_What you should do_
What is the count of lines that hold the word "будка"? Give only the number.

_Record extracts_
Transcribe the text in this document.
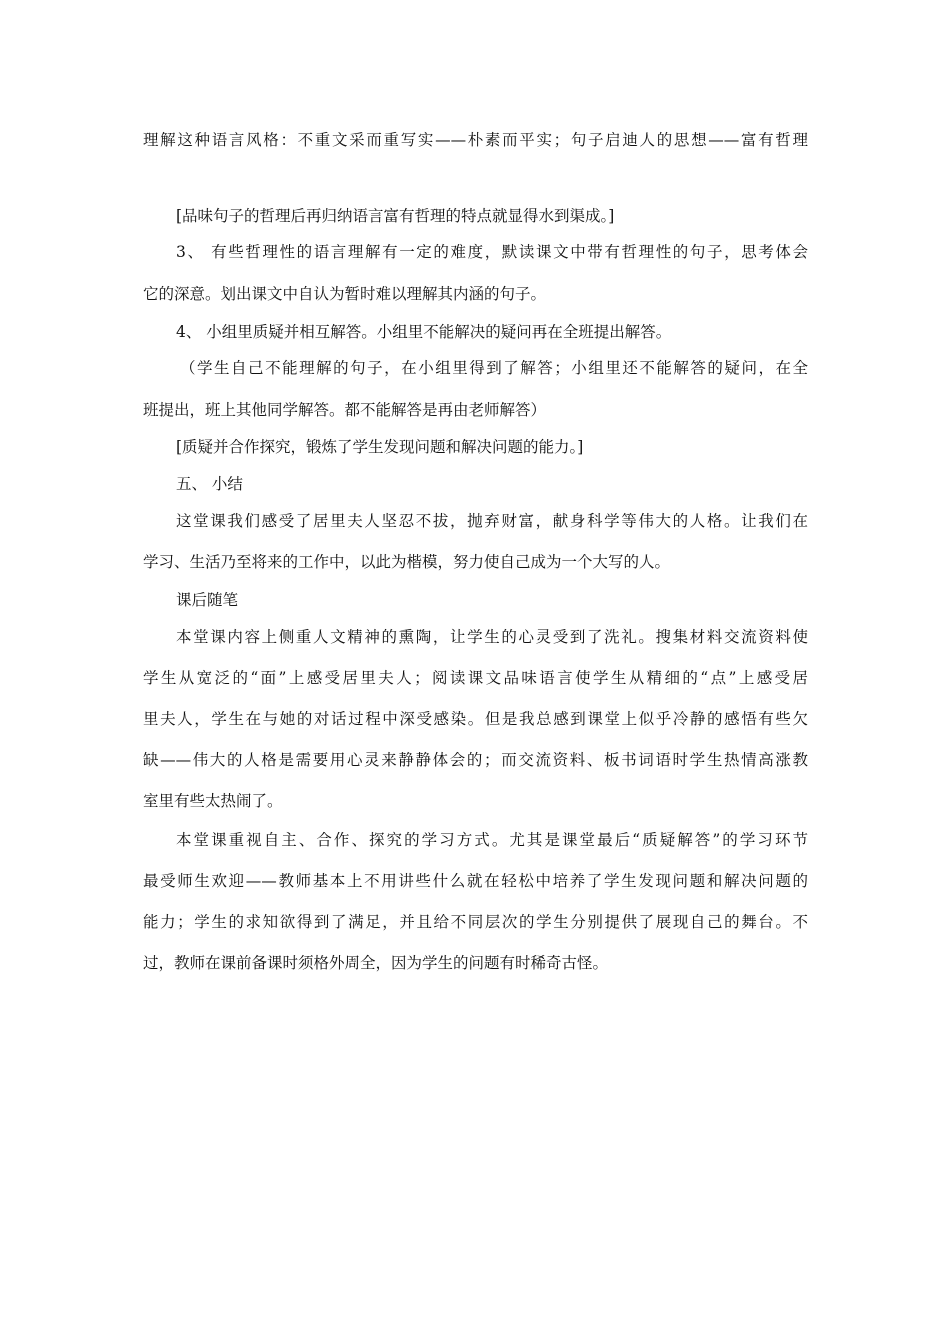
理解这种语言风格：不重文采而重写实——朴素而平实；句子启迪人的思想——富有哲理
[品味句子的哲理后再归纳语言富有哲理的特点就显得水到渠成。]
3、 有些哲理性的语言理解有一定的难度，默读课文中带有哲理性的句子，思考体会
它的深意。划出课文中自认为暂时难以理解其内涵的句子。
4、 小组里质疑并相互解答。小组里不能解决的疑问再在全班提出解答。
（学生自己不能理解的句子，在小组里得到了解答；小组里还不能解答的疑问，在全
班提出，班上其他同学解答。都不能解答是再由老师解答）
[质疑并合作探究，锻炼了学生发现问题和解决问题的能力。]
五、 小结
这堂课我们感受了居里夫人坚忍不拔，抛弃财富，献身科学等伟大的人格。让我们在
学习、生活乃至将来的工作中，以此为楷模，努力使自己成为一个大写的人。
课后随笔
本堂课内容上侧重人文精神的熏陶，让学生的心灵受到了洗礼。搜集材料交流资料使
学生从宽泛的“面”上感受居里夫人；阅读课文品味语言使学生从精细的“点”上感受居
里夫人，学生在与她的对话过程中深受感染。但是我总感到课堂上似乎冷静的感悟有些欠
缺——伟大的人格是需要用心灵来静静体会的；而交流资料、板书词语时学生热情高涨教
室里有些太热闹了。
本堂课重视自主、合作、探究的学习方式。尤其是课堂最后“质疑解答”的学习环节
最受师生欢迎——教师基本上不用讲些什么就在轻松中培养了学生发现问题和解决问题的
能力；学生的求知欲得到了满足，并且给不同层次的学生分别提供了展现自己的舞台。不
过，教师在课前备课时须格外周全，因为学生的问题有时稀奇古怪。
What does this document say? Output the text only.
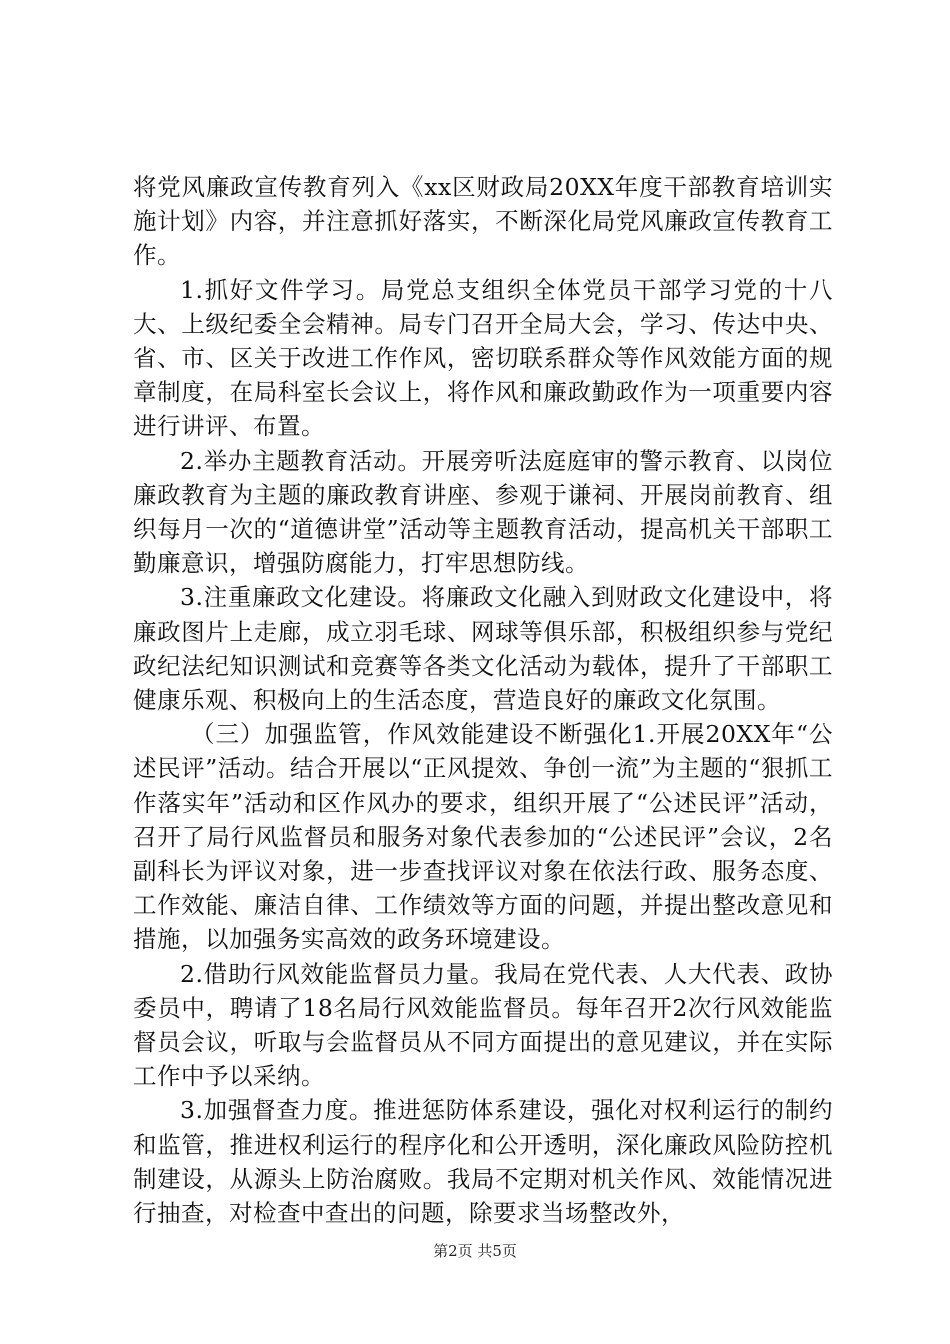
将党风廉政宣传教育列入《xx区财政局20XX年度干部教育培训实施计划》内容，并注意抓好落实，不断深化局党风廉政宣传教育工作。

1.抓好文件学习。局党总支组织全体党员干部学习党的十八大、上级纪委全会精神。局专门召开全局大会，学习、传达中央、省、市、区关于改进工作作风，密切联系群众等作风效能方面的规章制度，在局科室长会议上，将作风和廉政勤政作为一项重要内容进行讲评、布置。

2.举办主题教育活动。开展旁听法庭庭审的警示教育、以岗位廉政教育为主题的廉政教育讲座、参观于谦祠、开展岗前教育、组织每月一次的“道德讲堂”活动等主题教育活动，提高机关干部职工勤廉意识，增强防腐能力，打牢思想防线。

3.注重廉政文化建设。将廉政文化融入到财政文化建设中，将廉政图片上走廊，成立羽毛球、网球等俱乐部，积极组织参与党纪政纪法纪知识测试和竞赛等各类文化活动为载体，提升了干部职工健康乐观、积极向上的生活态度，营造良好的廉政文化氛围。

（三）加强监管，作风效能建设不断强化1.开展20XX年“公述民评”活动。结合开展以“正风提效、争创一流”为主题的“狠抓工作落实年”活动和区作风办的要求，组织开展了“公述民评”活动，召开了局行风监督员和服务对象代表参加的“公述民评”会议，2名副科长为评议对象，进一步查找评议对象在依法行政、服务态度、工作效能、廉洁自律、工作绩效等方面的问题，并提出整改意见和措施，以加强务实高效的政务环境建设。

2.借助行风效能监督员力量。我局在党代表、人大代表、政协委员中，聘请了18名局行风效能监督员。每年召开2次行风效能监督员会议，听取与会监督员从不同方面提出的意见建议，并在实际工作中予以采纳。

3.加强督查力度。推进惩防体系建设，强化对权利运行的制约和监管，推进权利运行的程序化和公开透明，深化廉政风险防控机制建设，从源头上防治腐败。我局不定期对机关作风、效能情况进行抽查，对检查中查出的问题，除要求当场整改外，

第2页 共5页
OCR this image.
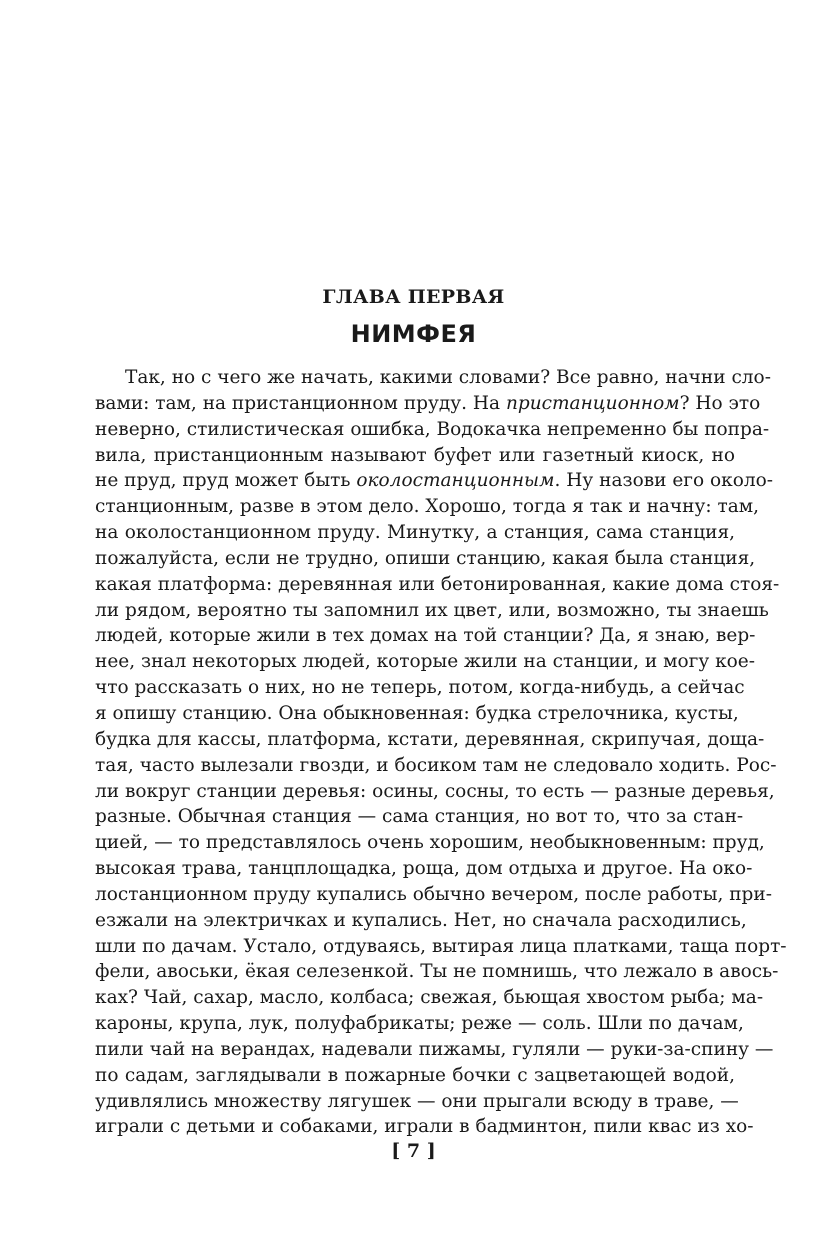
ГЛАВА ПЕРВАЯ
НИМФЕЯ
Так, но с чего же начать, какими словами? Все равно, начни сло-
вами: там, на пристанционном пруду. На пристанционном? Но это
неверно, стилистическая ошибка, Водокачка непременно бы попра-
вила, пристанционным называют буфет или газетный киоск, но
не пруд, пруд может быть околостанционным. Ну назови его около-
станционным, разве в этом дело. Хорошо, тогда я так и начну: там,
на околостанционном пруду. Минутку, а станция, сама станция,
пожалуйста, если не трудно, опиши станцию, какая была станция,
какая платформа: деревянная или бетонированная, какие дома стоя-
ли рядом, вероятно ты запомнил их цвет, или, возможно, ты знаешь
людей, которые жили в тех домах на той станции? Да, я знаю, вер-
нее, знал некоторых людей, которые жили на станции, и могу кое-
что рассказать о них, но не теперь, потом, когда-нибудь, а сейчас
я опишу станцию. Она обыкновенная: будка стрелочника, кусты,
будка для кассы, платформа, кстати, деревянная, скрипучая, доща-
тая, часто вылезали гвозди, и босиком там не следовало ходить. Рос-
ли вокруг станции деревья: осины, сосны, то есть — разные деревья,
разные. Обычная станция — сама станция, но вот то, что за стан-
цией, — то представлялось очень хорошим, необыкновенным: пруд,
высокая трава, танцплощадка, роща, дом отдыха и другое. На око-
лостанционном пруду купались обычно вечером, после работы, при-
езжали на электричках и купались. Нет, но сначала расходились,
шли по дачам. Устало, отдуваясь, вытирая лица платками, таща порт-
фели, авоськи, ёкая селезенкой. Ты не помнишь, что лежало в авось-
ках? Чай, сахар, масло, колбаса; свежая, бьющая хвостом рыба; ма-
кароны, крупа, лук, полуфабрикаты; реже — соль. Шли по дачам,
пили чай на верандах, надевали пижамы, гуляли — руки-за-спину —
по садам, заглядывали в пожарные бочки с зацветающей водой,
удивлялись множеству лягушек — они прыгали всюду в траве, —
играли с детьми и собаками, играли в бадминтон, пили квас из хо-
[ 7 ]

_Complete response_
2